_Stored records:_
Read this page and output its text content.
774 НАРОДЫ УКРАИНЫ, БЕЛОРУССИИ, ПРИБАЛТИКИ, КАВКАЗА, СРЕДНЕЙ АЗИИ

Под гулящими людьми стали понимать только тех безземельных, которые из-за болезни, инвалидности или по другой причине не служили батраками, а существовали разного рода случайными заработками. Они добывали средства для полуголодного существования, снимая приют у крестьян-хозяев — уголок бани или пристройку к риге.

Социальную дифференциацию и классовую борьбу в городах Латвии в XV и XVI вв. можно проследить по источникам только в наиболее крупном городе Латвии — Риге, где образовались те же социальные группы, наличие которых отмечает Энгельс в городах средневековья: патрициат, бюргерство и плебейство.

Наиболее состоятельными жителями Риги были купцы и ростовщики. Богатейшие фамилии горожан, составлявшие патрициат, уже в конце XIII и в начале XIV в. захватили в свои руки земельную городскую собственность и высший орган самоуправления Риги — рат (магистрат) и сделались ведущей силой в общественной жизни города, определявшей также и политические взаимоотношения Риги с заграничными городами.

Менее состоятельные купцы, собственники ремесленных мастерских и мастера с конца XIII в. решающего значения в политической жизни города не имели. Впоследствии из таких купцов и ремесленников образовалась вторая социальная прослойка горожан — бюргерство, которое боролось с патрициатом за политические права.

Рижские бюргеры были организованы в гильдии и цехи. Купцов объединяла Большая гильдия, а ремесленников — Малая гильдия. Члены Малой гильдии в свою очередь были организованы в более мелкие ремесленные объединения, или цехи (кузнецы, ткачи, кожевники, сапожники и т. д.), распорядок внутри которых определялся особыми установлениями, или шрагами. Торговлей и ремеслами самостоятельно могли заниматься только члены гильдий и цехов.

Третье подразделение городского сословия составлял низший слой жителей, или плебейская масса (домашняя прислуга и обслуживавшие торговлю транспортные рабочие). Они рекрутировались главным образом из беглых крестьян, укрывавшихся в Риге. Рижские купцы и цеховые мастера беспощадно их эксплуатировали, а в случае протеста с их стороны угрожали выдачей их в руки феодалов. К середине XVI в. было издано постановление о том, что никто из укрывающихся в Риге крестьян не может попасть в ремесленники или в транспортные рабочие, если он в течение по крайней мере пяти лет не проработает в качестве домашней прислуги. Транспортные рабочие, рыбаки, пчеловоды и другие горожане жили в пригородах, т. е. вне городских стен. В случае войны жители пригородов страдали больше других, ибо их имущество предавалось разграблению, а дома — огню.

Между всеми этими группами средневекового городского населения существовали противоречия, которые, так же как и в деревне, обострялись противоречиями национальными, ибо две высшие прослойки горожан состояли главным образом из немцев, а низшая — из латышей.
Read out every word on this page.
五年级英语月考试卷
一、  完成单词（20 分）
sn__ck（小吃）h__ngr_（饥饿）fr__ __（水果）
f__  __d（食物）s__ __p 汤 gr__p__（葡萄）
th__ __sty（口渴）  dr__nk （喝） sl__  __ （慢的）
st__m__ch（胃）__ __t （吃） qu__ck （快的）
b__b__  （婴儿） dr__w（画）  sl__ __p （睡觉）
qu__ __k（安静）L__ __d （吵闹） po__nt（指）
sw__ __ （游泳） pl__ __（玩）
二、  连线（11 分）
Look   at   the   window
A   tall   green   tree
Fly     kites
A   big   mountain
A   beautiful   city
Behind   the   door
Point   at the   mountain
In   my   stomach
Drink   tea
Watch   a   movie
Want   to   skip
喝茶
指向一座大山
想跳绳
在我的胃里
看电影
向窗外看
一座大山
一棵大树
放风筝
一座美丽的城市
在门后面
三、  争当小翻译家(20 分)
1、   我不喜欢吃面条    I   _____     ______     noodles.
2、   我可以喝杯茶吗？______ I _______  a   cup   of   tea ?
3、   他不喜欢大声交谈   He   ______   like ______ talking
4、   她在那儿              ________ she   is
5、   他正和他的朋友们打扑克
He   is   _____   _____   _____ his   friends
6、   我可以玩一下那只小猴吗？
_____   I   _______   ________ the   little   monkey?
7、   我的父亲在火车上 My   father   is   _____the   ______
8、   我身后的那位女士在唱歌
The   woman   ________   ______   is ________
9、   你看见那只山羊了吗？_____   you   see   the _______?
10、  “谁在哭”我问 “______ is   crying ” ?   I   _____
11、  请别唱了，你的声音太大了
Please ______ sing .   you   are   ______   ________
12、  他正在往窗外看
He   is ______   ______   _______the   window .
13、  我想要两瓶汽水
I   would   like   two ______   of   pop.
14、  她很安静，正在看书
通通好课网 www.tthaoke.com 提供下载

_The task:_
All of the entries above must be quoted exactly.

_Solution:_
Read this page and output its text content.
774 НАРОДЫ УКРАИНЫ, БЕЛОРУССИИ, ПРИБАЛТИКИ, КАВКАЗА, СРЕДНЕЙ АЗИИ

Под гулящими людьми стали понимать только тех безземельных, которые из-за болезни, инвалидности или по другой причине не служили батраками, а существовали разного рода случайными заработками. Они добывали средства для полуголодного существования, снимая приют у крестьян-хозяев — уголок бани или пристройку к риге.

Социальную дифференциацию и классовую борьбу в городах Латвии в XV и XVI вв. можно проследить по источникам только в наиболее крупном городе Латвии — Риге, где образовались те же социальные группы, наличие которых отмечает Энгельс в городах средневековья: патрициат, бюргерство и плебейство.

Наиболее состоятельными жителями Риги были купцы и ростовщики. Богатейшие фамилии горожан, составлявшие патрициат, уже в конце XIII и в начале XIV в. захватили в свои руки земельную городскую собственность и высший орган самоуправления Риги — рат (магистрат) и сделались ведущей силой в общественной жизни города, определявшей также и политические взаимоотношения Риги с заграничными городами.

Менее состоятельные купцы, собственники ремесленных мастерских и мастера с конца XIII в. решающего значения в политической жизни города не имели. Впоследствии из таких купцов и ремесленников образовалась вторая социальная прослойка горожан — бюргерство, которое боролось с патрициатом за политические права.

Рижские бюргеры были организованы в гильдии и цехи. Купцов объединяла Большая гильдия, а ремесленников — Малая гильдия. Члены Малой гильдии в свою очередь были организованы в более мелкие ремесленные объединения, или цехи (кузнецы, ткачи, кожевники, сапожники и т. д.), распорядок внутри которых определялся особыми установлениями, или шрагами. Торговлей и ремеслами самостоятельно могли заниматься только члены гильдий и цехов.

Третье подразделение городского сословия составлял низший слой жителей, или плебейская масса (домашняя прислуга и обслуживавшие торговлю транспортные рабочие). Они рекрутировались главным образом из беглых крестьян, укрывавшихся в Риге. Рижские купцы и цеховые мастера беспощадно их эксплуатировали, а в случае протеста с их стороны угрожали выдачей их в руки феодалов. К середине XVI в. было издано постановление о том, что никто из укрывающихся в Риге крестьян не может попасть в ремесленники или в транспортные рабочие, если он в течение по крайней мере пяти лет не проработает в качестве домашней прислуги. Транспортные рабочие, рыбаки, пчеловоды и другие горожане жили в пригородах, т. е. вне городских стен. В случае войны жители пригородов страдали больше других, ибо их имущество предавалось разграблению, а дома — огню.

Между всеми этими группами средневекового городского населения существовали противоречия, которые, так же как и в деревне, обострялись противоречиями национальными, ибо две высшие прослойки горожан состояли главным образом из немцев, а низшая — из латышей.
Read out every word on this page.
五年级英语月考试卷
一、  完成单词（20 分）
sn__ck（小吃）h__ngr_（饥饿）fr__ __（水果）
f__  __d（食物）s__ __p 汤 gr__p__（葡萄）
th__ __sty（口渴）  dr__nk （喝） sl__  __ （慢的）
st__m__ch（胃）__ __t （吃） qu__ck （快的）
b__b__  （婴儿） dr__w（画）  sl__ __p （睡觉）
qu__ __k（安静）L__ __d （吵闹） po__nt（指）
sw__ __ （游泳） pl__ __（玩）
二、  连线（11 分）
Look   at   the   window
A   tall   green   tree
Fly     kites
A   big   mountain
A   beautiful   city
Behind   the   door
Point   at the   mountain
In   my   stomach
Drink   tea
Watch   a   movie
Want   to   skip
喝茶
指向一座大山
想跳绳
在我的胃里
看电影
向窗外看
一座大山
一棵大树
放风筝
一座美丽的城市
在门后面
三、  争当小翻译家(20 分)
1、   我不喜欢吃面条    I   _____     ______     noodles.
2、   我可以喝杯茶吗？______ I _______  a   cup   of   tea ?
3、   他不喜欢大声交谈   He   ______   like ______ talking
4、   她在那儿              ________ she   is
5、   他正和他的朋友们打扑克
He   is   _____   _____   _____ his   friends
6、   我可以玩一下那只小猴吗？
_____   I   _______   ________ the   little   monkey?
7、   我的父亲在火车上 My   father   is   _____the   ______
8、   我身后的那位女士在唱歌
The   woman   ________   ______   is ________
9、   你看见那只山羊了吗？_____   you   see   the _______?
10、  “谁在哭”我问 “______ is   crying ” ?   I   _____
11、  请别唱了，你的声音太大了
Please ______ sing .   you   are   ______   ________
12、  他正在往窗外看
He   is ______   ______   _______the   window .
13、  我想要两瓶汽水
I   would   like   two ______   of   pop.
14、  她很安静，正在看书
通通好课网 www.tthaoke.com 提供下载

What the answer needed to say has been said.